• **REQUEST**
Without the images, print all the entries below exactly as given.

• **TASK INPUTS**

•••••

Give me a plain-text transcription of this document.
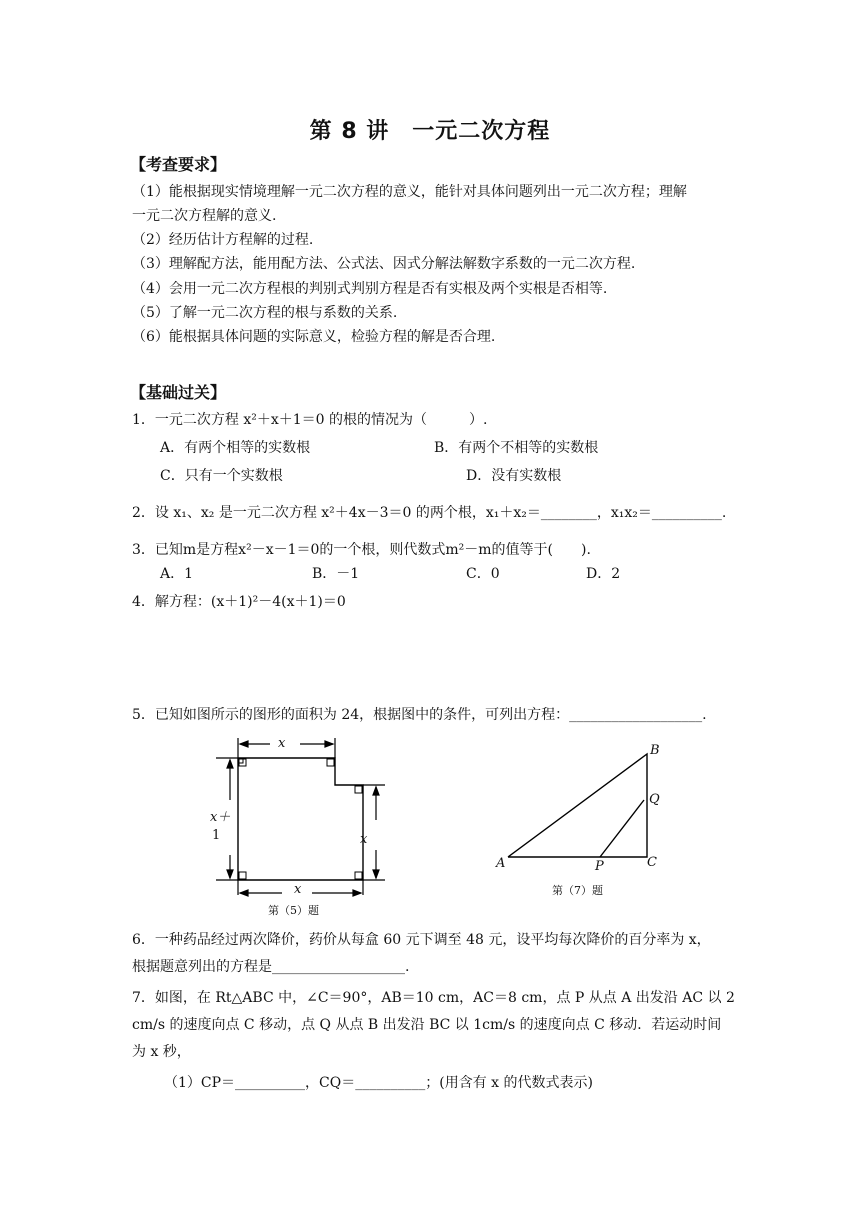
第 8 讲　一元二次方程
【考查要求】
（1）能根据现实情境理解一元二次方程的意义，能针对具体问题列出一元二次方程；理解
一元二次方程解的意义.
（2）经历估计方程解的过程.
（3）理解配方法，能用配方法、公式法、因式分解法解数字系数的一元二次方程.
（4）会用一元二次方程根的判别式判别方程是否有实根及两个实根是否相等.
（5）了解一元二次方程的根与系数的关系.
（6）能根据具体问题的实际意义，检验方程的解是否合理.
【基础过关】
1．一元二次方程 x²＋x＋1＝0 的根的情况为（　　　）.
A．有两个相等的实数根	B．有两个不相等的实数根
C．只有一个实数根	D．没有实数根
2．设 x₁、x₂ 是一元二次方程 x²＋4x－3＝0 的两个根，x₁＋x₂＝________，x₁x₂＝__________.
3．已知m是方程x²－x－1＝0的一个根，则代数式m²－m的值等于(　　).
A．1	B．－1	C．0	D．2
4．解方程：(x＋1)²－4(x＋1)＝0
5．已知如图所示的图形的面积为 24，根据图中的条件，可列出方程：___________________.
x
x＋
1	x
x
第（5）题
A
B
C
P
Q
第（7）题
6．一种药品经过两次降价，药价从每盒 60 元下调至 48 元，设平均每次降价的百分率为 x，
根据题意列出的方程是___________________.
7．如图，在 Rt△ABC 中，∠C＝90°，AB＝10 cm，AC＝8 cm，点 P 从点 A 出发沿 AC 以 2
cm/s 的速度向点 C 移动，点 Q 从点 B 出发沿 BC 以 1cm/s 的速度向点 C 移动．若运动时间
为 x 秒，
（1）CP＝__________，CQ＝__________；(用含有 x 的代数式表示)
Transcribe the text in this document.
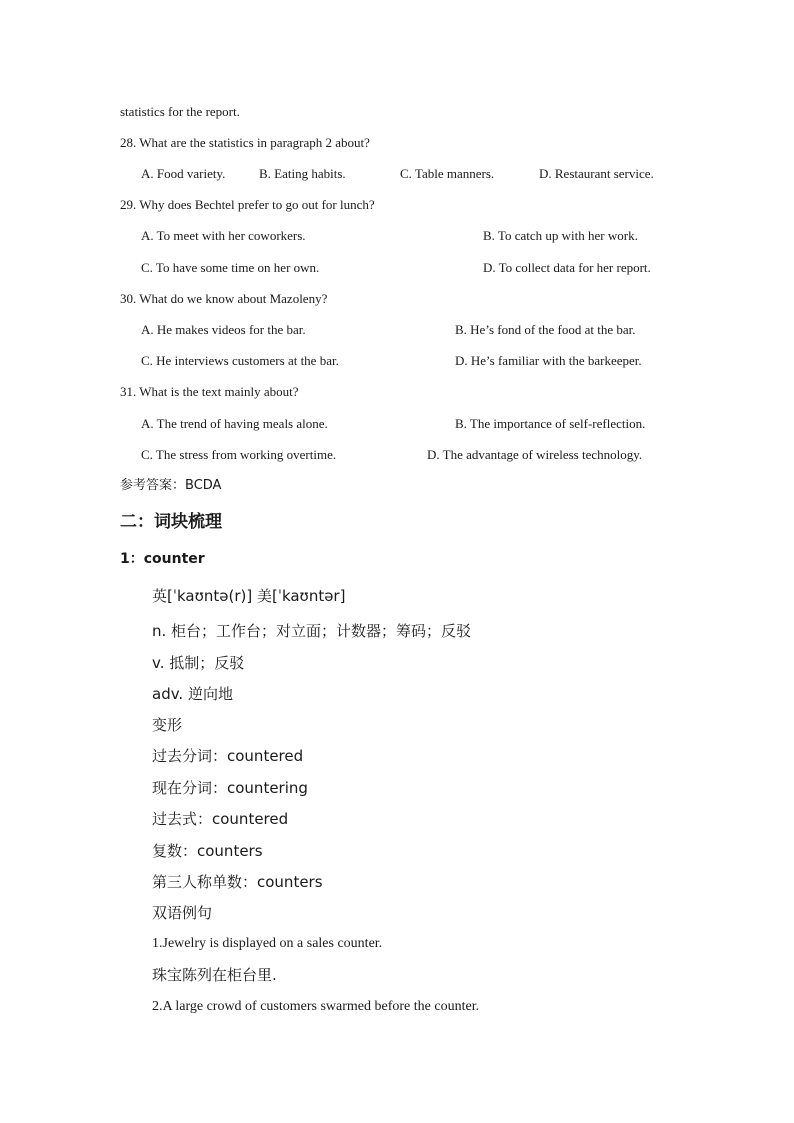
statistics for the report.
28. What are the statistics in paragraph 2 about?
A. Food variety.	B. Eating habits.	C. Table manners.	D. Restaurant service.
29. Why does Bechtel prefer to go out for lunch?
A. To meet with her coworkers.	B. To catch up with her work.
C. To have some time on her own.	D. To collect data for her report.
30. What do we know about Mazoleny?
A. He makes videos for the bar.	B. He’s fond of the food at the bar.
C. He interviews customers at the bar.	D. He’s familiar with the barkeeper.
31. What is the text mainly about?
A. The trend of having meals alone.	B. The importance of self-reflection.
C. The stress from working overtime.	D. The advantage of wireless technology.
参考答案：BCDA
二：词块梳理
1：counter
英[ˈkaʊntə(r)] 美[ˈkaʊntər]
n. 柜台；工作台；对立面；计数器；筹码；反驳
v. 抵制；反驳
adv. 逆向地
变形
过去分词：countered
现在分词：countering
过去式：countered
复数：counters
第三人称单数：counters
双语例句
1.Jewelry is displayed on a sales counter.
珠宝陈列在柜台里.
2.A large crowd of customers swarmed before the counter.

•••••

• **TASK SOLUTION**
Give me a plain-text transcription of this document.
第 8 讲　一元二次方程
【考查要求】
（1）能根据现实情境理解一元二次方程的意义，能针对具体问题列出一元二次方程；理解
一元二次方程解的意义.
（2）经历估计方程解的过程.
（3）理解配方法，能用配方法、公式法、因式分解法解数字系数的一元二次方程.
（4）会用一元二次方程根的判别式判别方程是否有实根及两个实根是否相等.
（5）了解一元二次方程的根与系数的关系.
（6）能根据具体问题的实际意义，检验方程的解是否合理.
【基础过关】
1．一元二次方程 x²＋x＋1＝0 的根的情况为（　　　）.
A．有两个相等的实数根	B．有两个不相等的实数根
C．只有一个实数根	D．没有实数根
2．设 x₁、x₂ 是一元二次方程 x²＋4x－3＝0 的两个根，x₁＋x₂＝________，x₁x₂＝__________.
3．已知m是方程x²－x－1＝0的一个根，则代数式m²－m的值等于(　　).
A．1	B．－1	C．0	D．2
4．解方程：(x＋1)²－4(x＋1)＝0
5．已知如图所示的图形的面积为 24，根据图中的条件，可列出方程：___________________.
x
x＋
1	x
x
第（5）题
A
B
C
P
Q
第（7）题
6．一种药品经过两次降价，药价从每盒 60 元下调至 48 元，设平均每次降价的百分率为 x，
根据题意列出的方程是___________________.
7．如图，在 Rt△ABC 中，∠C＝90°，AB＝10 cm，AC＝8 cm，点 P 从点 A 出发沿 AC 以 2
cm/s 的速度向点 C 移动，点 Q 从点 B 出发沿 BC 以 1cm/s 的速度向点 C 移动．若运动时间
为 x 秒，
（1）CP＝__________，CQ＝__________；(用含有 x 的代数式表示)
Transcribe the text in this document.
statistics for the report.
28. What are the statistics in paragraph 2 about?
A. Food variety.	B. Eating habits.	C. Table manners.	D. Restaurant service.
29. Why does Bechtel prefer to go out for lunch?
A. To meet with her coworkers.	B. To catch up with her work.
C. To have some time on her own.	D. To collect data for her report.
30. What do we know about Mazoleny?
A. He makes videos for the bar.	B. He’s fond of the food at the bar.
C. He interviews customers at the bar.	D. He’s familiar with the barkeeper.
31. What is the text mainly about?
A. The trend of having meals alone.	B. The importance of self-reflection.
C. The stress from working overtime.	D. The advantage of wireless technology.
参考答案：BCDA
二：词块梳理
1：counter
英[ˈkaʊntə(r)] 美[ˈkaʊntər]
n. 柜台；工作台；对立面；计数器；筹码；反驳
v. 抵制；反驳
adv. 逆向地
变形
过去分词：countered
现在分词：countering
过去式：countered
复数：counters
第三人称单数：counters
双语例句
1.Jewelry is displayed on a sales counter.
珠宝陈列在柜台里.
2.A large crowd of customers swarmed before the counter.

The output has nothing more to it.